-- Start --

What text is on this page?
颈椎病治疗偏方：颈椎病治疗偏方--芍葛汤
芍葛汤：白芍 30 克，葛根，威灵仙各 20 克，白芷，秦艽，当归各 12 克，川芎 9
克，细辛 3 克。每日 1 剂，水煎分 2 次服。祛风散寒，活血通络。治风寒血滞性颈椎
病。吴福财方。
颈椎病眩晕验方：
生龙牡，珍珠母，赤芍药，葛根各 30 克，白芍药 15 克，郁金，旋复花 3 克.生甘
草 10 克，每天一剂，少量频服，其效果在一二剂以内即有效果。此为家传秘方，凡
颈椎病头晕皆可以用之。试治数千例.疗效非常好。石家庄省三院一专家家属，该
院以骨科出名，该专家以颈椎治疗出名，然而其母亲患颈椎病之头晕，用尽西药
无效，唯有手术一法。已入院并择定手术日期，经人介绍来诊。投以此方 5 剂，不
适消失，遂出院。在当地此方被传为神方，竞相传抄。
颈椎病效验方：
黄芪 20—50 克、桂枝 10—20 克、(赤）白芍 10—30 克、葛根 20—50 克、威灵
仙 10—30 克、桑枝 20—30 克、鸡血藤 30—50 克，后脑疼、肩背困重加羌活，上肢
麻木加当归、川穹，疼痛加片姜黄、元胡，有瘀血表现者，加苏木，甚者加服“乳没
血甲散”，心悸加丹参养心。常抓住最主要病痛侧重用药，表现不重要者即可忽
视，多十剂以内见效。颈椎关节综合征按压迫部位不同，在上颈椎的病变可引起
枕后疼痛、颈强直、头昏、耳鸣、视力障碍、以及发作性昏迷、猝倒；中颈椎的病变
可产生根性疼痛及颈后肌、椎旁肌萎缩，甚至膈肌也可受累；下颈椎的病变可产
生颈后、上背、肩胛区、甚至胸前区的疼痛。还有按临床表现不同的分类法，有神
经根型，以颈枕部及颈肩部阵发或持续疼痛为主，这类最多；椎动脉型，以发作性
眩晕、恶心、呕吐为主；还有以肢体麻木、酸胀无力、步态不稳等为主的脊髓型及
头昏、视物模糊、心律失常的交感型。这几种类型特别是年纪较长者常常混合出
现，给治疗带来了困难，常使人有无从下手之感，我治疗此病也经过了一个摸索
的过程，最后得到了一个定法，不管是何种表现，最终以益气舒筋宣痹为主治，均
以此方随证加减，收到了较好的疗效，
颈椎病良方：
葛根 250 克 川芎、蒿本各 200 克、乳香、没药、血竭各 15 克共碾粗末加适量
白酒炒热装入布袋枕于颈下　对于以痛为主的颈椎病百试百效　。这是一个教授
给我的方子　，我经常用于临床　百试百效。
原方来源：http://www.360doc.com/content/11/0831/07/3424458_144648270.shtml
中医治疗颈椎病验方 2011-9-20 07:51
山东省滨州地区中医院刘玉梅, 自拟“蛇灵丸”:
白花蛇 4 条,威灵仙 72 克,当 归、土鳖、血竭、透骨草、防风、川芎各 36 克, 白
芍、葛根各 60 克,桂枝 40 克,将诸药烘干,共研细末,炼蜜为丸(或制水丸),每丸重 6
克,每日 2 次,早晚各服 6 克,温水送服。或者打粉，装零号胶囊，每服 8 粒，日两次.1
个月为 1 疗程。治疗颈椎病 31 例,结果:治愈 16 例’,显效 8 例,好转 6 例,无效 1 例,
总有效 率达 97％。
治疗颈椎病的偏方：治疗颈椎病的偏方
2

-- End --

Every record should be repeated exactly; please leave none out.

What text is on this page?
颈椎病治疗偏方：颈椎病治疗偏方--芍葛汤
芍葛汤：白芍 30 克，葛根，威灵仙各 20 克，白芷，秦艽，当归各 12 克，川芎 9
克，细辛 3 克。每日 1 剂，水煎分 2 次服。祛风散寒，活血通络。治风寒血滞性颈椎
病。吴福财方。
颈椎病眩晕验方：
生龙牡，珍珠母，赤芍药，葛根各 30 克，白芍药 15 克，郁金，旋复花 3 克.生甘
草 10 克，每天一剂，少量频服，其效果在一二剂以内即有效果。此为家传秘方，凡
颈椎病头晕皆可以用之。试治数千例.疗效非常好。石家庄省三院一专家家属，该
院以骨科出名，该专家以颈椎治疗出名，然而其母亲患颈椎病之头晕，用尽西药
无效，唯有手术一法。已入院并择定手术日期，经人介绍来诊。投以此方 5 剂，不
适消失，遂出院。在当地此方被传为神方，竞相传抄。
颈椎病效验方：
黄芪 20—50 克、桂枝 10—20 克、(赤）白芍 10—30 克、葛根 20—50 克、威灵
仙 10—30 克、桑枝 20—30 克、鸡血藤 30—50 克，后脑疼、肩背困重加羌活，上肢
麻木加当归、川穹，疼痛加片姜黄、元胡，有瘀血表现者，加苏木，甚者加服“乳没
血甲散”，心悸加丹参养心。常抓住最主要病痛侧重用药，表现不重要者即可忽
视，多十剂以内见效。颈椎关节综合征按压迫部位不同，在上颈椎的病变可引起
枕后疼痛、颈强直、头昏、耳鸣、视力障碍、以及发作性昏迷、猝倒；中颈椎的病变
可产生根性疼痛及颈后肌、椎旁肌萎缩，甚至膈肌也可受累；下颈椎的病变可产
生颈后、上背、肩胛区、甚至胸前区的疼痛。还有按临床表现不同的分类法，有神
经根型，以颈枕部及颈肩部阵发或持续疼痛为主，这类最多；椎动脉型，以发作性
眩晕、恶心、呕吐为主；还有以肢体麻木、酸胀无力、步态不稳等为主的脊髓型及
头昏、视物模糊、心律失常的交感型。这几种类型特别是年纪较长者常常混合出
现，给治疗带来了困难，常使人有无从下手之感，我治疗此病也经过了一个摸索
的过程，最后得到了一个定法，不管是何种表现，最终以益气舒筋宣痹为主治，均
以此方随证加减，收到了较好的疗效，
颈椎病良方：
葛根 250 克 川芎、蒿本各 200 克、乳香、没药、血竭各 15 克共碾粗末加适量
白酒炒热装入布袋枕于颈下　对于以痛为主的颈椎病百试百效　。这是一个教授
给我的方子　，我经常用于临床　百试百效。
原方来源：http://www.360doc.com/content/11/0831/07/3424458_144648270.shtml
中医治疗颈椎病验方 2011-9-20 07:51
山东省滨州地区中医院刘玉梅, 自拟“蛇灵丸”:
白花蛇 4 条,威灵仙 72 克,当 归、土鳖、血竭、透骨草、防风、川芎各 36 克, 白
芍、葛根各 60 克,桂枝 40 克,将诸药烘干,共研细末,炼蜜为丸(或制水丸),每丸重 6
克,每日 2 次,早晚各服 6 克,温水送服。或者打粉，装零号胶囊，每服 8 粒，日两次.1
个月为 1 疗程。治疗颈椎病 31 例,结果:治愈 16 例’,显效 8 例,好转 6 例,无效 1 例,
总有效 率达 97％。
治疗颈椎病的偏方：治疗颈椎病的偏方
2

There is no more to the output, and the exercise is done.